• **Stored entries**
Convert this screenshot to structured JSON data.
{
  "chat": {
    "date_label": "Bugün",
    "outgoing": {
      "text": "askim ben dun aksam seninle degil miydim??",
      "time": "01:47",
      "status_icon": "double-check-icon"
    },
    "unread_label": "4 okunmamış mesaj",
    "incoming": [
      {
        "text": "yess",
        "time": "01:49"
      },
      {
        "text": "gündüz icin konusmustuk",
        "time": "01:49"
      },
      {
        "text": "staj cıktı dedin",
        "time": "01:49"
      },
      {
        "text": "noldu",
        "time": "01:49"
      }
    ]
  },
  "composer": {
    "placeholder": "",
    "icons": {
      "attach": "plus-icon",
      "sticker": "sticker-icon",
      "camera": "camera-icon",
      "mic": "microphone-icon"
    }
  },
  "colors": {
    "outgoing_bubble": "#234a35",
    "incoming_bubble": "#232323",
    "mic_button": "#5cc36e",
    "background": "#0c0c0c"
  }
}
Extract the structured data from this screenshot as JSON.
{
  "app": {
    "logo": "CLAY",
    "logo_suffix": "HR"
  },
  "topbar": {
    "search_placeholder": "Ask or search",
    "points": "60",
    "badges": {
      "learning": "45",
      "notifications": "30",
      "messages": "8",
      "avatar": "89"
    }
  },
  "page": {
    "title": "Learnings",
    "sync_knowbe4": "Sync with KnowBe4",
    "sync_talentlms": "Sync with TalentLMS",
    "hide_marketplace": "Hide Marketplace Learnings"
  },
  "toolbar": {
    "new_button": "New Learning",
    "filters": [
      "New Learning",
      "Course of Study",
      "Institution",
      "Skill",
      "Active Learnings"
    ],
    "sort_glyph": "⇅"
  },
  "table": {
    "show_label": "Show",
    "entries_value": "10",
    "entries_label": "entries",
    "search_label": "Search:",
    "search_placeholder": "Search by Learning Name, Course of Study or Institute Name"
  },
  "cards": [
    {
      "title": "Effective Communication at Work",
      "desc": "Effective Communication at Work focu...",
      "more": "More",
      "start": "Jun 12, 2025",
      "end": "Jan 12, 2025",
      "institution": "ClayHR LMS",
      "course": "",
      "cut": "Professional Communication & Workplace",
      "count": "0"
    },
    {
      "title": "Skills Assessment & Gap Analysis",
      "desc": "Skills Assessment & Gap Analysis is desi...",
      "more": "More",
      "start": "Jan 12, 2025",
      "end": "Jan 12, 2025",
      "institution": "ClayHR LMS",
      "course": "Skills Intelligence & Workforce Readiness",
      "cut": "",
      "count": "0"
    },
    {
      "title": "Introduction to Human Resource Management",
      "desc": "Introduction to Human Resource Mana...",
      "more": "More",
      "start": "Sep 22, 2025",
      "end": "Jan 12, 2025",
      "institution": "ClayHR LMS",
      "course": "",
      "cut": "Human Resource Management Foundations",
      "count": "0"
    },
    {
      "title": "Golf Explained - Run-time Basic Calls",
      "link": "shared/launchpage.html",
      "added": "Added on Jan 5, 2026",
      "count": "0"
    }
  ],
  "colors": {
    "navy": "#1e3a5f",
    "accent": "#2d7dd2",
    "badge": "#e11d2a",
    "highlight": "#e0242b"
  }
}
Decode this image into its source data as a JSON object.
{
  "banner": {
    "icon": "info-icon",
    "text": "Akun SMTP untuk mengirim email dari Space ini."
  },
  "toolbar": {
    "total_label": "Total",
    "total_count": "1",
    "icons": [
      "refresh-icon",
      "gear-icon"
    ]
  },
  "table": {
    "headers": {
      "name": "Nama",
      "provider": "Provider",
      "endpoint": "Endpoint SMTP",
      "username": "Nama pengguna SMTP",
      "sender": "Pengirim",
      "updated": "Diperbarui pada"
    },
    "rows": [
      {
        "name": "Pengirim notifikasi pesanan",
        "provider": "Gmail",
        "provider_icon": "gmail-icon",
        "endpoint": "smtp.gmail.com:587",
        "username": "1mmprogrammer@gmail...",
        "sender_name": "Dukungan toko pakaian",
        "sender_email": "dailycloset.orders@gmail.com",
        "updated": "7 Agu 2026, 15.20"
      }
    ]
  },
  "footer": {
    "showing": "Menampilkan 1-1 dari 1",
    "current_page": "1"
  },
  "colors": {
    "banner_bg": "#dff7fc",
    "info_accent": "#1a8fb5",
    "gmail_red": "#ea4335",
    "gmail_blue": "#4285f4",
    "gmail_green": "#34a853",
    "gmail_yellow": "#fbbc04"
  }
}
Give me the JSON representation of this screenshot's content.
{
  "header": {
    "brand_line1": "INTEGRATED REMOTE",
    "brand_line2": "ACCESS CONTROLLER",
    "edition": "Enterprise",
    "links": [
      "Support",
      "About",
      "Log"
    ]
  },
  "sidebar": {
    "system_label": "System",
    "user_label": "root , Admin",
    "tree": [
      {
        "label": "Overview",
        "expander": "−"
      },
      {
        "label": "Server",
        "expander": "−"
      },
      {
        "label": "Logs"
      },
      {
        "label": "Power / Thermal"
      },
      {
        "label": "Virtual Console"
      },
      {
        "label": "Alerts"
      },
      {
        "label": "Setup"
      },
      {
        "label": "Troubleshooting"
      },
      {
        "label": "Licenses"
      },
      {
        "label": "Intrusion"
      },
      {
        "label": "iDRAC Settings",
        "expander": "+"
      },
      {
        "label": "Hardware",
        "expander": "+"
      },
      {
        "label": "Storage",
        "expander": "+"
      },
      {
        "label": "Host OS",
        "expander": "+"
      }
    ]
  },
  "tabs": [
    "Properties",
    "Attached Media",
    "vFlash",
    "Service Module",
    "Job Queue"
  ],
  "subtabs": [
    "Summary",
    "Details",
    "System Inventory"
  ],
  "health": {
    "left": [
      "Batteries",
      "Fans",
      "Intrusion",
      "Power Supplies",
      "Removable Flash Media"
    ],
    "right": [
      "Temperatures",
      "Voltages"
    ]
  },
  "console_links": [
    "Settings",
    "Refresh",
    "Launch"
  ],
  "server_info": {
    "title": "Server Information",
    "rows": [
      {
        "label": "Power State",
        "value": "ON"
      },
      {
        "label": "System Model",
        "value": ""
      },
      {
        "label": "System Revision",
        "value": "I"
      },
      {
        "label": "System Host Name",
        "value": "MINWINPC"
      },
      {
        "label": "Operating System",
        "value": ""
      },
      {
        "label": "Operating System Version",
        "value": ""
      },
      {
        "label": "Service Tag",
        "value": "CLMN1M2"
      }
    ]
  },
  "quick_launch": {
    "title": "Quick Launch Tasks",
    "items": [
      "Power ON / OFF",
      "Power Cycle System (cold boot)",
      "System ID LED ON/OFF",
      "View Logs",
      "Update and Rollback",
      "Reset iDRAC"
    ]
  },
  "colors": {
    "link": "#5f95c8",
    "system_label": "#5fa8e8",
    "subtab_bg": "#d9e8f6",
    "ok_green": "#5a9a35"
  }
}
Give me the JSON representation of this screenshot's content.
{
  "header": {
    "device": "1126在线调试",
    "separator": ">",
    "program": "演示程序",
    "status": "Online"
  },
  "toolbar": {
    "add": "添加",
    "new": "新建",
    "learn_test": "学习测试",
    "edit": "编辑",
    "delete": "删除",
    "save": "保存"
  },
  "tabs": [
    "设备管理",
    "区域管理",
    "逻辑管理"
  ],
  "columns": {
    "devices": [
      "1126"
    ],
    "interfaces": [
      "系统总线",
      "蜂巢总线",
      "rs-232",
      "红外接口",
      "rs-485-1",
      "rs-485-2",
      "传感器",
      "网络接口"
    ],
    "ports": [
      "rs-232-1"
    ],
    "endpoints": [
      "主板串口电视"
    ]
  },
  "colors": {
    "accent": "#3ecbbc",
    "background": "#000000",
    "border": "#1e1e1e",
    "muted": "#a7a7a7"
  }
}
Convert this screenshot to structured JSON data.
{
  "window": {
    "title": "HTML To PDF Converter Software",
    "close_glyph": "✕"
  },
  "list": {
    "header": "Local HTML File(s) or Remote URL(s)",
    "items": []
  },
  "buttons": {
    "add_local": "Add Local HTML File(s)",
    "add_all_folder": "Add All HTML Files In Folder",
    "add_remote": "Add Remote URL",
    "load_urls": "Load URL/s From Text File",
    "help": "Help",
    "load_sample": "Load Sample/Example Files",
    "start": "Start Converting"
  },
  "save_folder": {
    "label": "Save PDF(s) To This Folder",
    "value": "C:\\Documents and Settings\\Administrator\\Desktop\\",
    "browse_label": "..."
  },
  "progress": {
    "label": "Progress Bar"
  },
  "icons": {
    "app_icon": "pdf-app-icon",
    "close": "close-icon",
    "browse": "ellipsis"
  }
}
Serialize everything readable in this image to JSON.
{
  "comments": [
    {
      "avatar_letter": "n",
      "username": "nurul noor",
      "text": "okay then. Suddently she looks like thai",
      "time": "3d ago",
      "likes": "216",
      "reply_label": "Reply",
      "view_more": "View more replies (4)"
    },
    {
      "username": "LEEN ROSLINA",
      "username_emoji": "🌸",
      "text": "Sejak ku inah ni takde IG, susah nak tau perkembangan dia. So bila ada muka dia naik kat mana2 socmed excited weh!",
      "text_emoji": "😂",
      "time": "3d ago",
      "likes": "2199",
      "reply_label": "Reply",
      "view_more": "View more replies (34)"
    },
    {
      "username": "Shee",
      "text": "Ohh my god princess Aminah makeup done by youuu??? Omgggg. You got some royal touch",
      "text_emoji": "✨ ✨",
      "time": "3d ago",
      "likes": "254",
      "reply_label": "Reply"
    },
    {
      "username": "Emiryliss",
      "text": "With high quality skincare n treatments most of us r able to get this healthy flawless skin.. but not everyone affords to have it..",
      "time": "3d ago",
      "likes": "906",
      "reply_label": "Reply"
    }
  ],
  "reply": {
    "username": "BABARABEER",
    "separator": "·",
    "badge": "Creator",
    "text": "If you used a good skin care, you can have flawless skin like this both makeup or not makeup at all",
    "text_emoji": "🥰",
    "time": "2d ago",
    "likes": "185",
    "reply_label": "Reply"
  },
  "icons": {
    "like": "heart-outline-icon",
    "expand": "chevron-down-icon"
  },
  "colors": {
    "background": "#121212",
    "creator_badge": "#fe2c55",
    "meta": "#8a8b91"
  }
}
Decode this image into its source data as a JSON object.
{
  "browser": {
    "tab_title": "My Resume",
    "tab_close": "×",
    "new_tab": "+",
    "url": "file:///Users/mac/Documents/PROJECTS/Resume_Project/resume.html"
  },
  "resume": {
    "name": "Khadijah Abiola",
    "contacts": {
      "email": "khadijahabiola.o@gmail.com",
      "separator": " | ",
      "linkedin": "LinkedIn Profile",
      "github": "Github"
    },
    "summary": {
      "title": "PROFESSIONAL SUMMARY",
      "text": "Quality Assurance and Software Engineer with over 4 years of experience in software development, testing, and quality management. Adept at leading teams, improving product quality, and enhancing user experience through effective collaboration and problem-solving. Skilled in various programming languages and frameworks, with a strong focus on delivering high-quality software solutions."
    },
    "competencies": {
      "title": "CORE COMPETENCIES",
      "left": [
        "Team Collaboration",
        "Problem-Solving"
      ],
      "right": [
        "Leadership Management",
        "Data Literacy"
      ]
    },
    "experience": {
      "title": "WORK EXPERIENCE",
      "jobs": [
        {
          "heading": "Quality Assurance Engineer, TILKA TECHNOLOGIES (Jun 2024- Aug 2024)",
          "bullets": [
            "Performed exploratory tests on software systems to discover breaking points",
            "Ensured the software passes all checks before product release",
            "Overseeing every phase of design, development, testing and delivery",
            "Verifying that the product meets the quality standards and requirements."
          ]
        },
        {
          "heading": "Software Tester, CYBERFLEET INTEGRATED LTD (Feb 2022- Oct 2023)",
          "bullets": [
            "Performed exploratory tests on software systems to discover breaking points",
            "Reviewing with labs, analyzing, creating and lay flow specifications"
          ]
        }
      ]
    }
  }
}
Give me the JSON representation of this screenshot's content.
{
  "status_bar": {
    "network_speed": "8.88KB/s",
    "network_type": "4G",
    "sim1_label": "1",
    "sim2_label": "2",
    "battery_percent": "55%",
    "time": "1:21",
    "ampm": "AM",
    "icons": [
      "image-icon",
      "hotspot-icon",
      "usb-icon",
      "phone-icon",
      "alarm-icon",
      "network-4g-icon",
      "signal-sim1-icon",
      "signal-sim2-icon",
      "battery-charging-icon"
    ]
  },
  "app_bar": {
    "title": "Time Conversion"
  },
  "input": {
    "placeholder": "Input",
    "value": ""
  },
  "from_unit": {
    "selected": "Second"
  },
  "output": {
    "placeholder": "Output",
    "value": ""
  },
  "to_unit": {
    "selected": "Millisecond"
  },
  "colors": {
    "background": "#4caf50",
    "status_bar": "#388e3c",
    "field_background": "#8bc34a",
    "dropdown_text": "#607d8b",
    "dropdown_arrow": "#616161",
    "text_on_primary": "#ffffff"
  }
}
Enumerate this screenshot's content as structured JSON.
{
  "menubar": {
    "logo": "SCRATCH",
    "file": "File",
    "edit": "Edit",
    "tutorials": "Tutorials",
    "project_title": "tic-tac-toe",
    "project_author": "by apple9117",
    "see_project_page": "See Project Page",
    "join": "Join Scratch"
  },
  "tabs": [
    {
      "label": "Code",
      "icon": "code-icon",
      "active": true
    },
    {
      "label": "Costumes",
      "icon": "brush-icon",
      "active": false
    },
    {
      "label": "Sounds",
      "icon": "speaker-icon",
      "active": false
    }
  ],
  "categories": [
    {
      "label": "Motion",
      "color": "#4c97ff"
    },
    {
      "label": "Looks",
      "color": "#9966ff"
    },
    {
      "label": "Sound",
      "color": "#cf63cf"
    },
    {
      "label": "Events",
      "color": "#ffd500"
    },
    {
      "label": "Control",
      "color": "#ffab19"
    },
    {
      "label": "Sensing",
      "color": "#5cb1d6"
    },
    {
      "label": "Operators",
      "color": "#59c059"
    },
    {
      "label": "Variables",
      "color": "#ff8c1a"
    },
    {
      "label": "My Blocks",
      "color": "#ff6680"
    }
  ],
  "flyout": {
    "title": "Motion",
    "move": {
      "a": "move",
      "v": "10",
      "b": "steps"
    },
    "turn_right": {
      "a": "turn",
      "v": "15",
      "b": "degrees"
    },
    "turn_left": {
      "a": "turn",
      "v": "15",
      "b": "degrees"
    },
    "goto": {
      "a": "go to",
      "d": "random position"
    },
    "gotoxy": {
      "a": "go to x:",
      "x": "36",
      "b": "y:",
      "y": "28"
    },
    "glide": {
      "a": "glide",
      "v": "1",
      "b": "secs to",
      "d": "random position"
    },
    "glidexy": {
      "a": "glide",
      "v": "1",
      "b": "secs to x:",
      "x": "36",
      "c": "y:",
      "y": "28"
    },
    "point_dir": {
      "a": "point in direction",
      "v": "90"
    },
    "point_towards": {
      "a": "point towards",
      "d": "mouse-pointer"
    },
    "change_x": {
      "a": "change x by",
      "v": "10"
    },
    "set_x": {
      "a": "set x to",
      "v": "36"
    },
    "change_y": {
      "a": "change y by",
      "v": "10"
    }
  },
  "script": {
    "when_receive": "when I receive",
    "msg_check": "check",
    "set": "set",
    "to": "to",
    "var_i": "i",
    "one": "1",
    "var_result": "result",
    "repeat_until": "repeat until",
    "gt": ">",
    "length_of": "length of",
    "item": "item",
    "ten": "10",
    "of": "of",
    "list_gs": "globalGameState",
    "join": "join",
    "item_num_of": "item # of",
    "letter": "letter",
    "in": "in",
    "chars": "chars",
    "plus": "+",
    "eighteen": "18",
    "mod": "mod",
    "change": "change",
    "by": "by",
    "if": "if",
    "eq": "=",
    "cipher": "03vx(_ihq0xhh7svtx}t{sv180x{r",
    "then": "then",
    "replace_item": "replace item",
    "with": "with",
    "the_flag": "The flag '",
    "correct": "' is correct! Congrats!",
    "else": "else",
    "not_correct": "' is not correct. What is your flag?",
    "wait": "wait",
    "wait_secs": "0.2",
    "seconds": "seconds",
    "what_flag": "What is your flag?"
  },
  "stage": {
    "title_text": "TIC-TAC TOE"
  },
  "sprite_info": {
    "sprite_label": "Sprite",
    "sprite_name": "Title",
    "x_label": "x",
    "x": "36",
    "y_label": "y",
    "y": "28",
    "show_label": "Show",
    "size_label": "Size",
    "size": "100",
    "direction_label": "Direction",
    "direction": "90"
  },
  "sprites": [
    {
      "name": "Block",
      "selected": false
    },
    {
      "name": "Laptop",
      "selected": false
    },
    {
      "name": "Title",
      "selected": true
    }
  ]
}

• **What the exercise asks**
Using the listing above, show each line holding the string "your".

• **Task result**
    "not_correct": "' is not correct. What is your flag?",
    "what_flag": "What is your flag?"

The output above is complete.